[Collected data]
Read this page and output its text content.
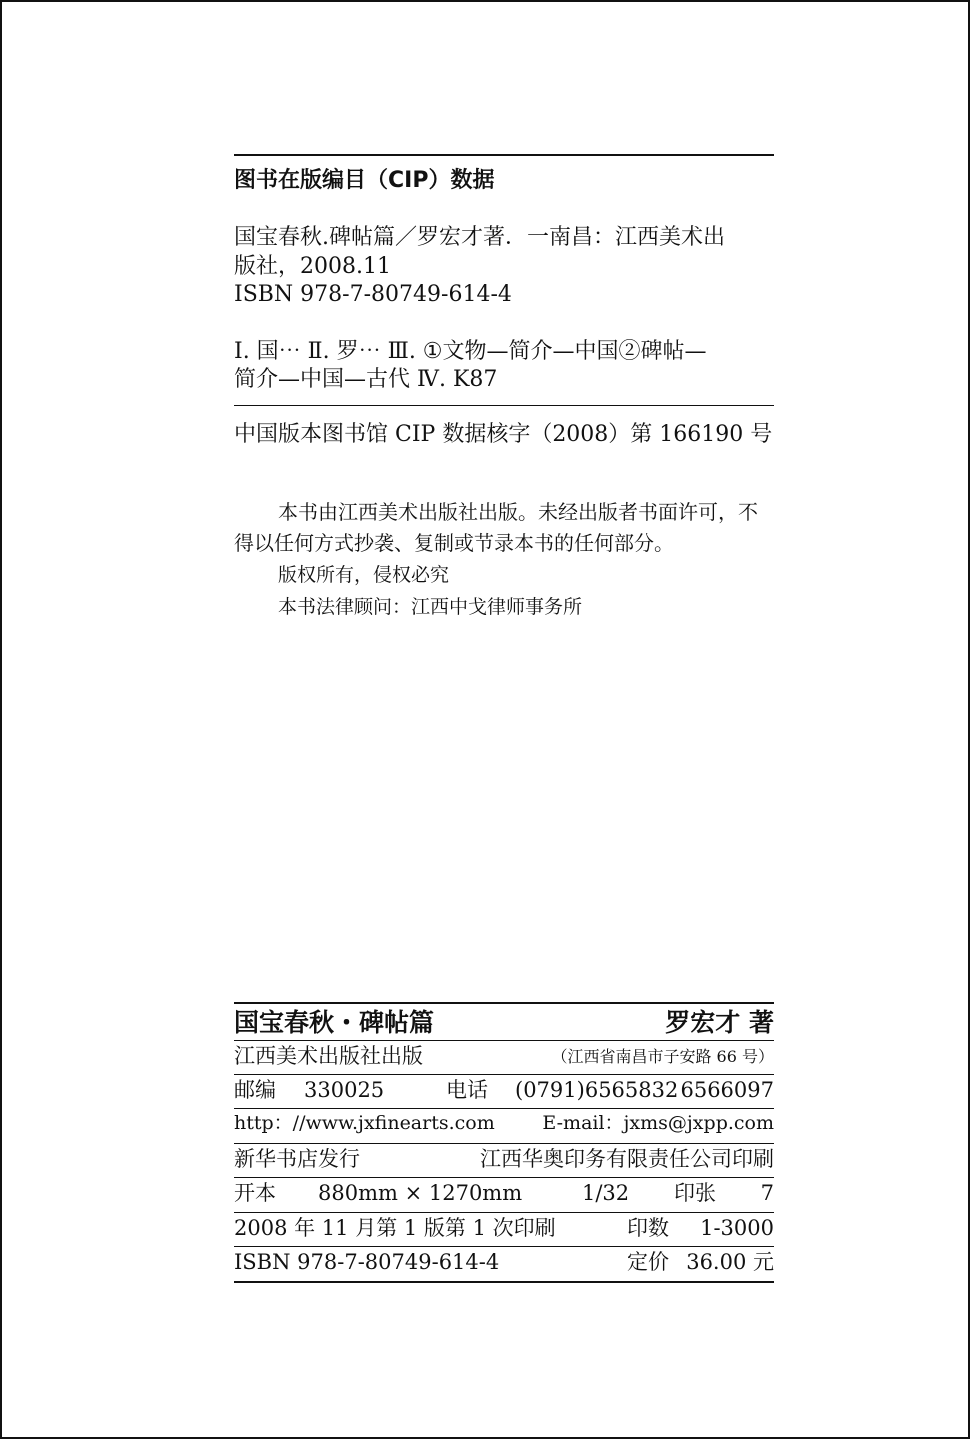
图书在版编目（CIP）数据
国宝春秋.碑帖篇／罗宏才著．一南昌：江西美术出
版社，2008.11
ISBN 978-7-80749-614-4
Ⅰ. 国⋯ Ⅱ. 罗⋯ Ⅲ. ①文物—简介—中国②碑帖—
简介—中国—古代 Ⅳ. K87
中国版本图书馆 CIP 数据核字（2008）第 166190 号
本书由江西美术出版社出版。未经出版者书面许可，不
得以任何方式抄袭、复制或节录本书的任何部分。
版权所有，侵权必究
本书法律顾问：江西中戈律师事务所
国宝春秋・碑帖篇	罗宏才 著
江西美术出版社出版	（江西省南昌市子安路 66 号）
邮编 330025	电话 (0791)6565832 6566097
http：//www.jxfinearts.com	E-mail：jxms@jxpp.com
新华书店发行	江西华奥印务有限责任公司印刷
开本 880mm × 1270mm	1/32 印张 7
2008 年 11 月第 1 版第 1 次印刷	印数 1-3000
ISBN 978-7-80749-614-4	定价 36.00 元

Exercise details
Transcribe the listing in full and omit the pictures.

Answer to this problem
Read this page and output its text content.
图书在版编目（CIP）数据
国宝春秋.碑帖篇／罗宏才著．一南昌：江西美术出
版社，2008.11
ISBN 978-7-80749-614-4
Ⅰ. 国⋯ Ⅱ. 罗⋯ Ⅲ. ①文物—简介—中国②碑帖—
简介—中国—古代 Ⅳ. K87
中国版本图书馆 CIP 数据核字（2008）第 166190 号
本书由江西美术出版社出版。未经出版者书面许可，不
得以任何方式抄袭、复制或节录本书的任何部分。
版权所有，侵权必究
本书法律顾问：江西中戈律师事务所
国宝春秋・碑帖篇	罗宏才 著
江西美术出版社出版	（江西省南昌市子安路 66 号）
邮编 330025	电话 (0791)6565832 6566097
http：//www.jxfinearts.com	E-mail：jxms@jxpp.com
新华书店发行	江西华奥印务有限责任公司印刷
开本 880mm × 1270mm	1/32 印张 7
2008 年 11 月第 1 版第 1 次印刷	印数 1-3000
ISBN 978-7-80749-614-4	定价 36.00 元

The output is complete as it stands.